> [DATA SHOWN]:
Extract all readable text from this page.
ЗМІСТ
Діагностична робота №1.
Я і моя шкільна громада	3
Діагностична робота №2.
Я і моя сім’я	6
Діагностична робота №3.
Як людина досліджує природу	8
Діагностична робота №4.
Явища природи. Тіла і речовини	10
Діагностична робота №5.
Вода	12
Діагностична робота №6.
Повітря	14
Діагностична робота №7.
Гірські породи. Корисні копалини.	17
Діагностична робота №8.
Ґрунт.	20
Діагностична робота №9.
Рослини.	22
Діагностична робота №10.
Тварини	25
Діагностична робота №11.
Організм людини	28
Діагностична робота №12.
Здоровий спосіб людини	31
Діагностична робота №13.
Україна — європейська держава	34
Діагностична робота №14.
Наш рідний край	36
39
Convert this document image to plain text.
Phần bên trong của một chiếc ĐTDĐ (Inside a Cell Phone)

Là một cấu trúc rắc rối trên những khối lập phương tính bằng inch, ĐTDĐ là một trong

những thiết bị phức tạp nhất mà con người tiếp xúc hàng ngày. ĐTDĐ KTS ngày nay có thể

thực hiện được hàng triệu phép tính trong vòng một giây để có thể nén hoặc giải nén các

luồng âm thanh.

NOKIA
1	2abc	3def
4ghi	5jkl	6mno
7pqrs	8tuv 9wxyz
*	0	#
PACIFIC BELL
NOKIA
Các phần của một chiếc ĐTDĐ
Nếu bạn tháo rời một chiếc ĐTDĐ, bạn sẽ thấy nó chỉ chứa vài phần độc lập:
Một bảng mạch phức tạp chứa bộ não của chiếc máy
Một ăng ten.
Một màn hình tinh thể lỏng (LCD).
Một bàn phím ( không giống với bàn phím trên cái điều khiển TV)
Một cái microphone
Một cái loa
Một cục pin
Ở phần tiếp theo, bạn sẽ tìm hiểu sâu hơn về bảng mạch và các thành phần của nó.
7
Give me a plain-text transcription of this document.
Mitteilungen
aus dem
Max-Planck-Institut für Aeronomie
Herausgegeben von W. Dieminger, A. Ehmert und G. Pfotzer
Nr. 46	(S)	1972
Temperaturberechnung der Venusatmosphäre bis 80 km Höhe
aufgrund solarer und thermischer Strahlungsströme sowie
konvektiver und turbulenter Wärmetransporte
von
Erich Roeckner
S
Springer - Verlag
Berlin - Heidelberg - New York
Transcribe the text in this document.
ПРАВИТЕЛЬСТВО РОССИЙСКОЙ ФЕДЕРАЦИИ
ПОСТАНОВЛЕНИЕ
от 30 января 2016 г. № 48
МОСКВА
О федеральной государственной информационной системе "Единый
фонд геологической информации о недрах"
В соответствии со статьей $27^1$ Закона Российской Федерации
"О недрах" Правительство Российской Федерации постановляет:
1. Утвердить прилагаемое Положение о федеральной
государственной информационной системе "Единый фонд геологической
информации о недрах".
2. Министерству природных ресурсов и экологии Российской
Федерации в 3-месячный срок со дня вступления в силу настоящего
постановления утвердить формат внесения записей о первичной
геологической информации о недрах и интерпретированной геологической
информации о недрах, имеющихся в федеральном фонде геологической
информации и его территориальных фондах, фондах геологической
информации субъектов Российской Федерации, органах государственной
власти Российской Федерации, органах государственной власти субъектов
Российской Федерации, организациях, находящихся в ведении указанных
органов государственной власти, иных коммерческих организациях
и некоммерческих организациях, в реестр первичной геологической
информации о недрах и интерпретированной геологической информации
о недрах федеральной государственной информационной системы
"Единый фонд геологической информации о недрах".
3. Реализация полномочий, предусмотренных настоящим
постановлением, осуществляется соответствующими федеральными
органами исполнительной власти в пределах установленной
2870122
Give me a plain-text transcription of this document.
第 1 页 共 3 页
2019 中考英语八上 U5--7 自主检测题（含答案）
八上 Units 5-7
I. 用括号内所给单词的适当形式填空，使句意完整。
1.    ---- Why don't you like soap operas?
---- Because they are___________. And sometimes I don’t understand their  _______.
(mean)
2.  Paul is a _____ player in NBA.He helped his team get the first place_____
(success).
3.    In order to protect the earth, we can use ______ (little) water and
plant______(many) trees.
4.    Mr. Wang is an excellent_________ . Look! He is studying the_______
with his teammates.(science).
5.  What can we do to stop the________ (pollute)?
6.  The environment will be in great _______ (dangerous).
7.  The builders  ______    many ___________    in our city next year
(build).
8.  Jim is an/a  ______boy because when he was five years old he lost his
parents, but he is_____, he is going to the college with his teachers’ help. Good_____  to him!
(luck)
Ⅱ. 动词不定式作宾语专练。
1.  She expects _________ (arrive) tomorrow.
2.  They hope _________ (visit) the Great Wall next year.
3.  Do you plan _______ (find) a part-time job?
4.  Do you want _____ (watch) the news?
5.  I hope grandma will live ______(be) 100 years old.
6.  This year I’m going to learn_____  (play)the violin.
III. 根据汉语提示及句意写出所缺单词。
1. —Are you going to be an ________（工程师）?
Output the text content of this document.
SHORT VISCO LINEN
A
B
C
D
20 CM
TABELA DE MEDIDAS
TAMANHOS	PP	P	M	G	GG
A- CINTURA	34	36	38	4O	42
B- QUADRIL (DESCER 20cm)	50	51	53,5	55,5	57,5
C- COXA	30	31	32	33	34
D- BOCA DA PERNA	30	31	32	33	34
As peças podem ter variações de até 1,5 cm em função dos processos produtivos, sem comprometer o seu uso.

> [EXERCISE]:
Every line of the listing that holds "государственной" is to be counted; give only the resulting number.

> [SOLUTION BELOW]:
6